(Part of a data file)
Begin
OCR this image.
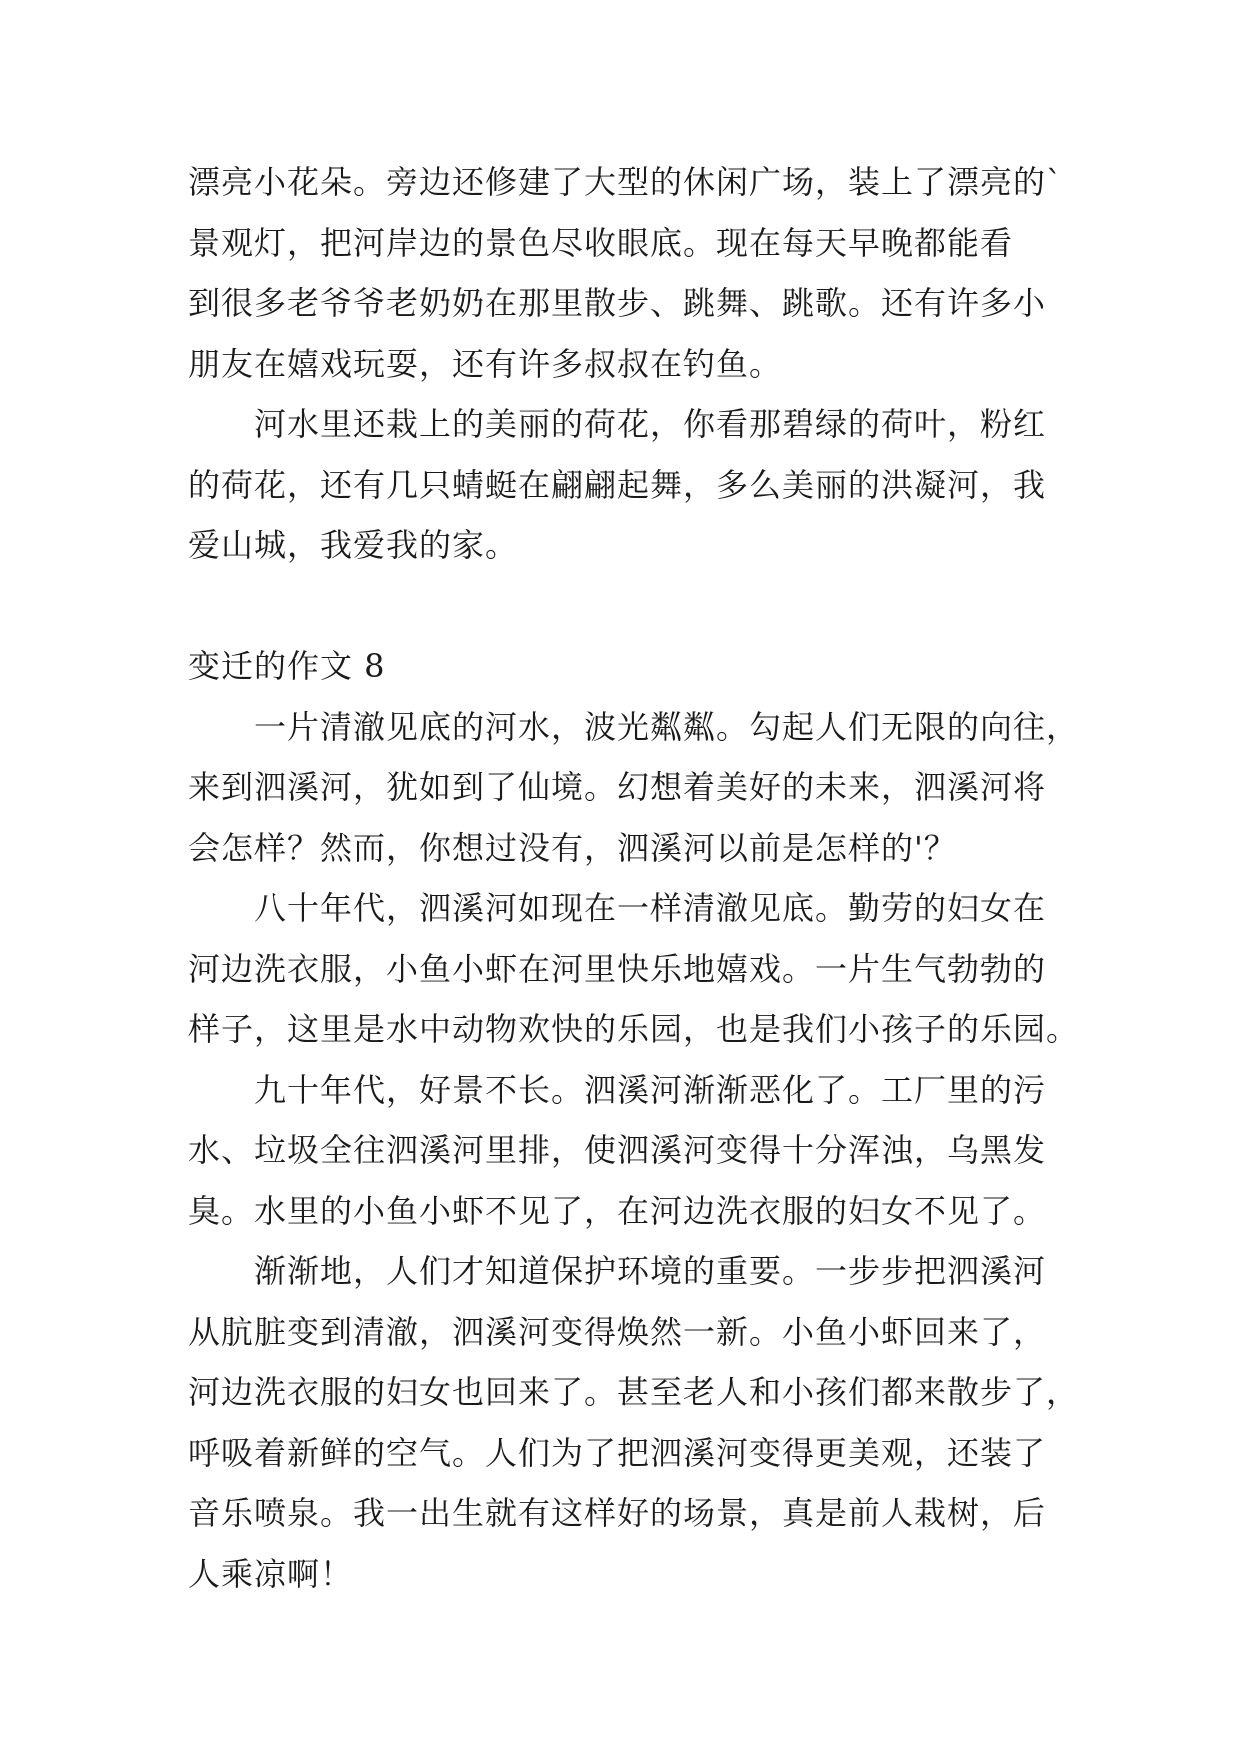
漂亮小花朵。旁边还修建了大型的休闲广场，装上了漂亮的`
景观灯，把河岸边的景色尽收眼底。现在每天早晚都能看
到很多老爷爷老奶奶在那里散步、跳舞、跳歌。还有许多小
朋友在嬉戏玩耍，还有许多叔叔在钓鱼。
河水里还栽上的美丽的荷花，你看那碧绿的荷叶，粉红
的荷花，还有几只蜻蜓在翩翩起舞，多么美丽的洪凝河，我
爱山城，我爱我的家。
变迁的作文 8
一片清澈见底的河水，波光粼粼。勾起人们无限的向往，
来到泗溪河，犹如到了仙境。幻想着美好的未来，泗溪河将
会怎样？然而，你想过没有，泗溪河以前是怎样的'？
八十年代，泗溪河如现在一样清澈见底。勤劳的妇女在
河边洗衣服，小鱼小虾在河里快乐地嬉戏。一片生气勃勃的
样子，这里是水中动物欢快的乐园，也是我们小孩子的乐园。
九十年代，好景不长。泗溪河渐渐恶化了。工厂里的污
水、垃圾全往泗溪河里排，使泗溪河变得十分浑浊，乌黑发
臭。水里的小鱼小虾不见了，在河边洗衣服的妇女不见了。
渐渐地，人们才知道保护环境的重要。一步步把泗溪河
从肮脏变到清澈，泗溪河变得焕然一新。小鱼小虾回来了，
河边洗衣服的妇女也回来了。甚至老人和小孩们都来散步了，
呼吸着新鲜的空气。人们为了把泗溪河变得更美观，还装了
音乐喷泉。我一出生就有这样好的场景，真是前人栽树，后
人乘凉啊！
End
> _EXERCISE_: Write out each entry exactly as given, but skip the pictures.

> _EXERCISE RESPONSE_:
OCR this image.
漂亮小花朵。旁边还修建了大型的休闲广场，装上了漂亮的`
景观灯，把河岸边的景色尽收眼底。现在每天早晚都能看
到很多老爷爷老奶奶在那里散步、跳舞、跳歌。还有许多小
朋友在嬉戏玩耍，还有许多叔叔在钓鱼。
河水里还栽上的美丽的荷花，你看那碧绿的荷叶，粉红
的荷花，还有几只蜻蜓在翩翩起舞，多么美丽的洪凝河，我
爱山城，我爱我的家。
变迁的作文 8
一片清澈见底的河水，波光粼粼。勾起人们无限的向往，
来到泗溪河，犹如到了仙境。幻想着美好的未来，泗溪河将
会怎样？然而，你想过没有，泗溪河以前是怎样的'？
八十年代，泗溪河如现在一样清澈见底。勤劳的妇女在
河边洗衣服，小鱼小虾在河里快乐地嬉戏。一片生气勃勃的
样子，这里是水中动物欢快的乐园，也是我们小孩子的乐园。
九十年代，好景不长。泗溪河渐渐恶化了。工厂里的污
水、垃圾全往泗溪河里排，使泗溪河变得十分浑浊，乌黑发
臭。水里的小鱼小虾不见了，在河边洗衣服的妇女不见了。
渐渐地，人们才知道保护环境的重要。一步步把泗溪河
从肮脏变到清澈，泗溪河变得焕然一新。小鱼小虾回来了，
河边洗衣服的妇女也回来了。甚至老人和小孩们都来散步了，
呼吸着新鲜的空气。人们为了把泗溪河变得更美观，还装了
音乐喷泉。我一出生就有这样好的场景，真是前人栽树，后
人乘凉啊！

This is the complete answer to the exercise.